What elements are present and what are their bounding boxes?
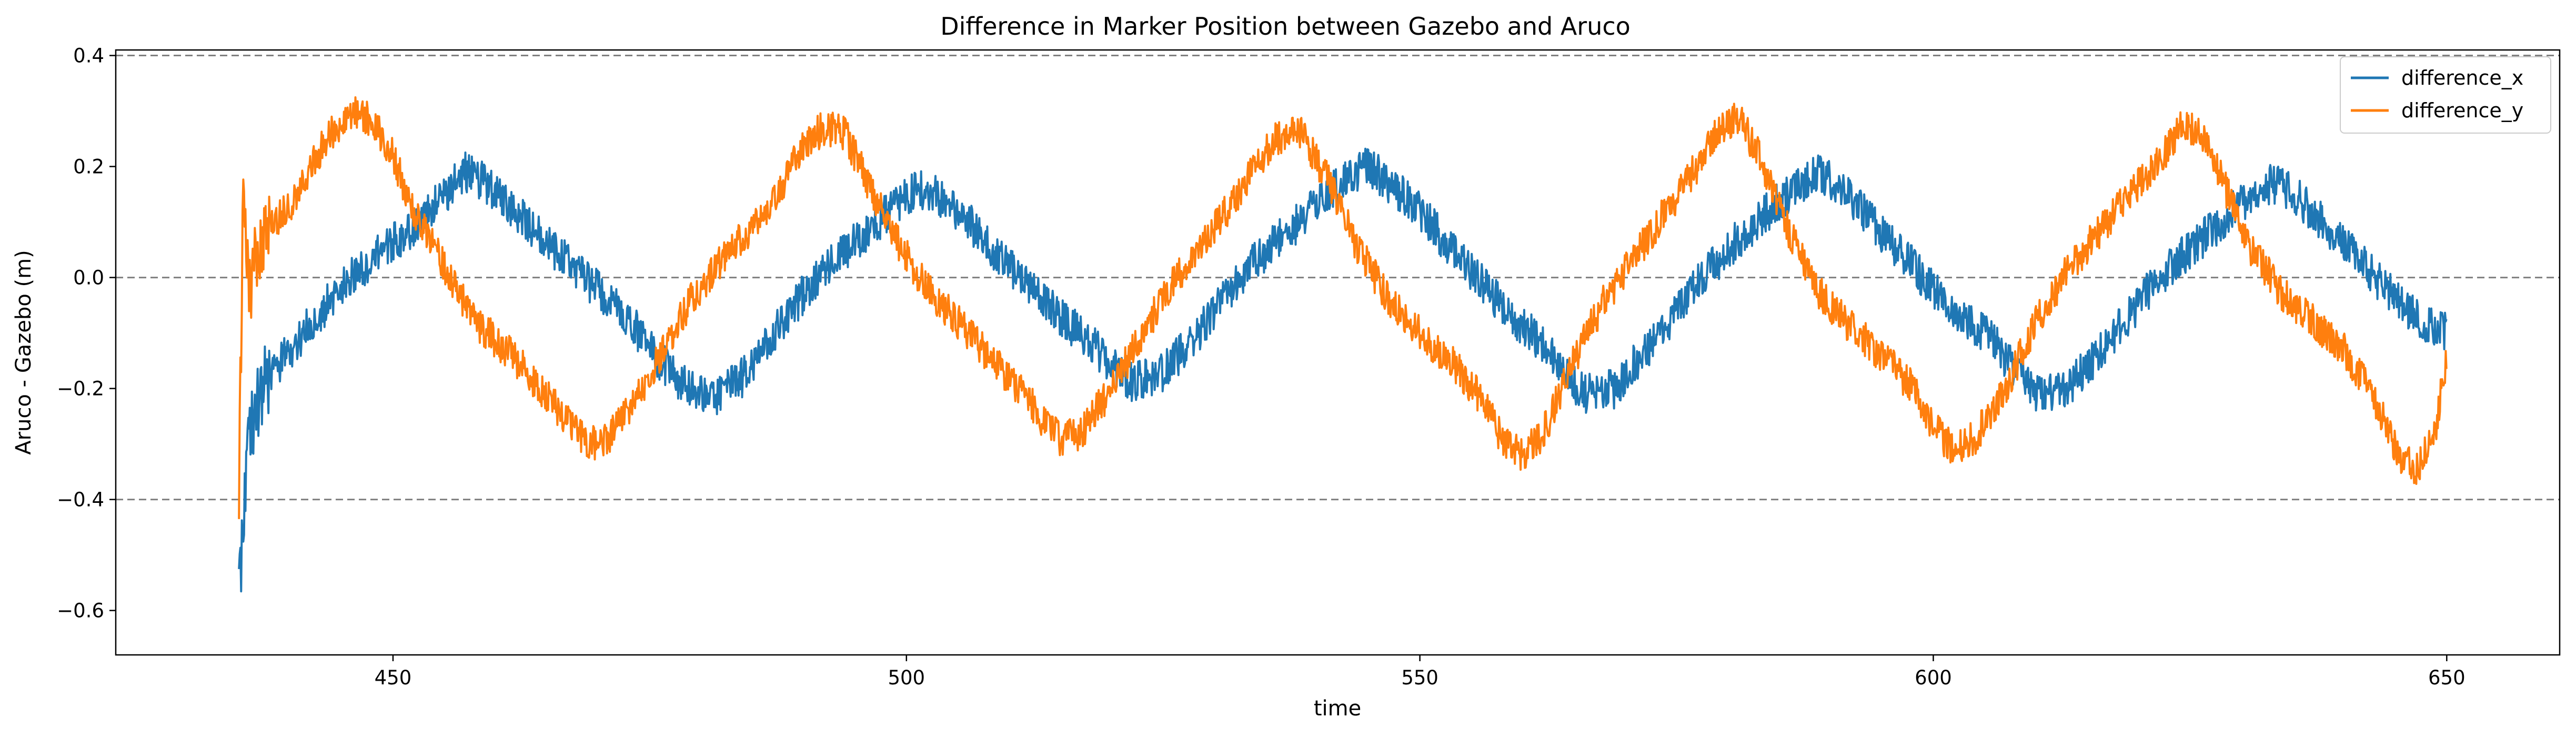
y-tick-label: 0.2 [73,156,104,178]
y-axis-label: Aruco - Gazebo (m) [12,250,36,454]
y-tick-label: 0.4 [73,45,104,67]
y-tick-label: 0.0 [73,267,104,289]
y-tick-label: −0.6 [57,600,104,622]
series-layer [238,96,2448,593]
x-tick-label: 500 [888,666,925,689]
y-tick-label: −0.4 [57,489,104,511]
x-tick-label: 550 [1401,666,1438,689]
x-tick-label: 650 [2428,666,2466,689]
series-line-difference-x [238,147,2448,593]
legend-label: difference_y [2401,99,2523,122]
series-line-difference-y [238,96,2448,519]
legend-label: difference_x [2401,66,2523,89]
x-tick-label: 450 [375,666,412,689]
x-axis: 450 500 550 600 650 [375,655,2466,689]
x-axis-label: time [1314,696,1361,721]
legend-box [2340,56,2551,134]
chart-title: Difference in Marker Position between Ga… [940,12,1631,41]
legend: difference_x difference_y [2340,56,2551,134]
y-axis: −0.6 −0.4 −0.2 0.0 0.2 0.4 [57,45,116,622]
reference-lines [116,55,2560,501]
plot-frame [115,49,2561,656]
y-tick-label: −0.2 [57,378,104,400]
x-tick-label: 600 [1915,666,1952,689]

**Prompt**. Please rewrite the lines above as a numbered list, skipping any blank lines and leaving out the picture.

**Task answer**.
1. What elements are present and what are their bounding boxes?
2. y-tick-label: 0.2 [73,156,104,178]
3. y-axis-label: Aruco - Gazebo (m) [12,250,36,454]
4. y-tick-label: 0.4 [73,45,104,67]
5. y-tick-label: 0.0 [73,267,104,289]
6. y-tick-label: −0.6 [57,600,104,622]
7. series-layer [238,96,2448,593]
8. x-tick-label: 500 [888,666,925,689]
9. y-tick-label: −0.4 [57,489,104,511]
10. x-tick-label: 550 [1401,666,1438,689]
11. x-tick-label: 650 [2428,666,2466,689]
12. series-line-difference-x [238,147,2448,593]
13. legend-label: difference_y [2401,99,2523,122]
14. series-line-difference-y [238,96,2448,519]
15. legend-label: difference_x [2401,66,2523,89]
16. x-tick-label: 450 [375,666,412,689]
17. x-axis: 450 500 550 600 650 [375,655,2466,689]
18. x-axis-label: time [1314,696,1361,721]
19. legend-box [2340,56,2551,134]
20. chart-title: Difference in Marker Position between Ga… [940,12,1631,41]
21. legend: difference_x difference_y [2340,56,2551,134]
22. y-axis: −0.6 −0.4 −0.2 0.0 0.2 0.4 [57,45,116,622]
23. reference-lines [116,55,2560,501]
24. plot-frame [115,49,2561,656]
25. y-tick-label: −0.2 [57,378,104,400]
26. x-tick-label: 600 [1915,666,1952,689]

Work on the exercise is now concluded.